--- TASK REQUIREMENTS ---
Your task is to extract every entry that follows word for word while excluding the pictures.

--- DATA TO PROCESS ---
────────────────────────────────────────

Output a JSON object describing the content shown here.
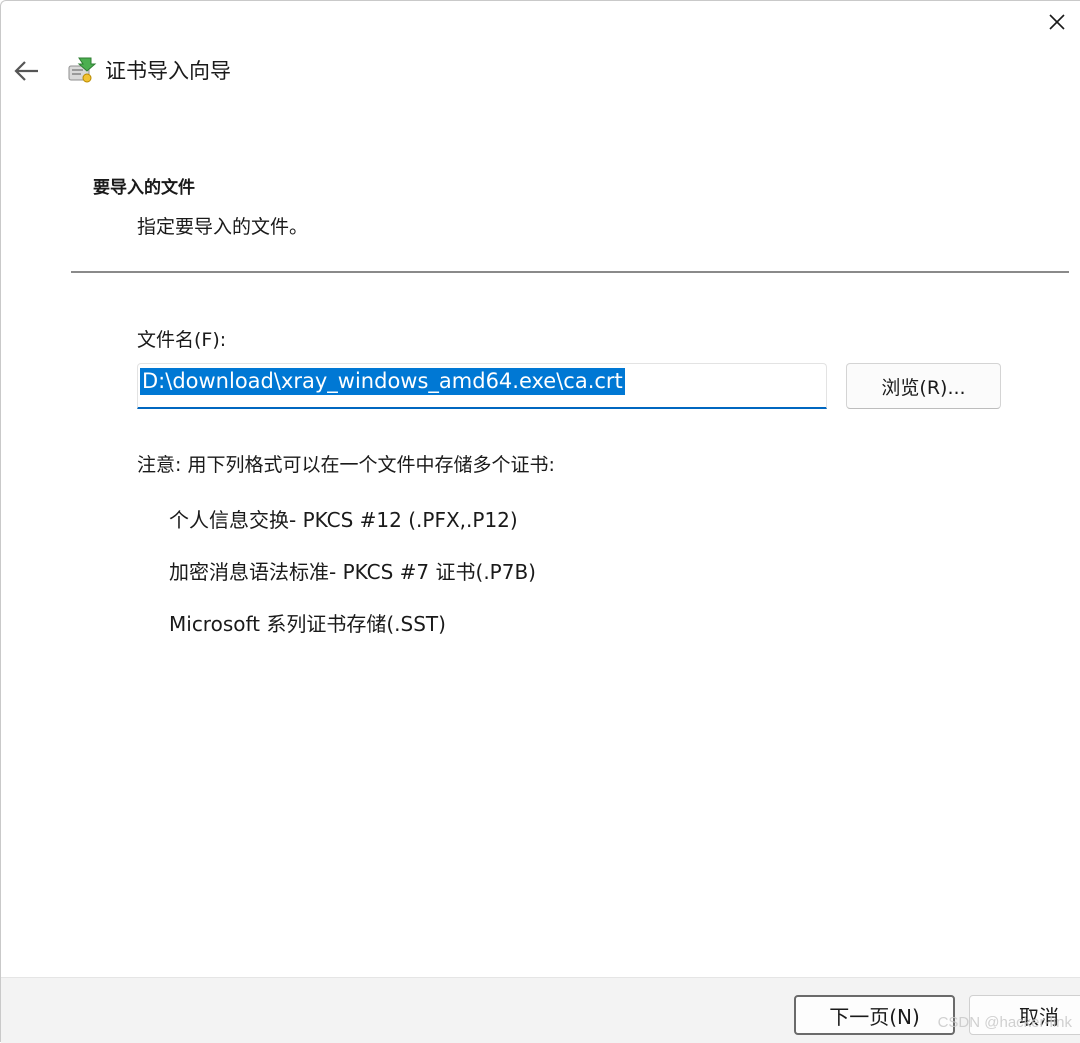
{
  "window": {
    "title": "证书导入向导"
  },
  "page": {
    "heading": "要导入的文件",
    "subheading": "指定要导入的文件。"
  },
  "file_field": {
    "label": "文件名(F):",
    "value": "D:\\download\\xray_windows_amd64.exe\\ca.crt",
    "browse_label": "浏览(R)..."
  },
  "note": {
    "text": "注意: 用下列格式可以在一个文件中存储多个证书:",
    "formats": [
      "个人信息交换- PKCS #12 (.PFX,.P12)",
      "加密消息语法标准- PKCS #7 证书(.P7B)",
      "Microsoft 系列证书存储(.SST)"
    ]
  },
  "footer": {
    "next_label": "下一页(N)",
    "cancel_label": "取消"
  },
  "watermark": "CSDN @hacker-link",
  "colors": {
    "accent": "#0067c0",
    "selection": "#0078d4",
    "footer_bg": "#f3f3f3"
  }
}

────────────────────────────────────────

--- REPLY TO THE EXERCISE ---
Output a JSON object describing the content shown here.
{
  "window": {
    "title": "证书导入向导"
  },
  "page": {
    "heading": "要导入的文件",
    "subheading": "指定要导入的文件。"
  },
  "file_field": {
    "label": "文件名(F):",
    "value": "D:\\download\\xray_windows_amd64.exe\\ca.crt",
    "browse_label": "浏览(R)..."
  },
  "note": {
    "text": "注意: 用下列格式可以在一个文件中存储多个证书:",
    "formats": [
      "个人信息交换- PKCS #12 (.PFX,.P12)",
      "加密消息语法标准- PKCS #7 证书(.P7B)",
      "Microsoft 系列证书存储(.SST)"
    ]
  },
  "footer": {
    "next_label": "下一页(N)",
    "cancel_label": "取消"
  },
  "watermark": "CSDN @hacker-link",
  "colors": {
    "accent": "#0067c0",
    "selection": "#0078d4",
    "footer_bg": "#f3f3f3"
  }
}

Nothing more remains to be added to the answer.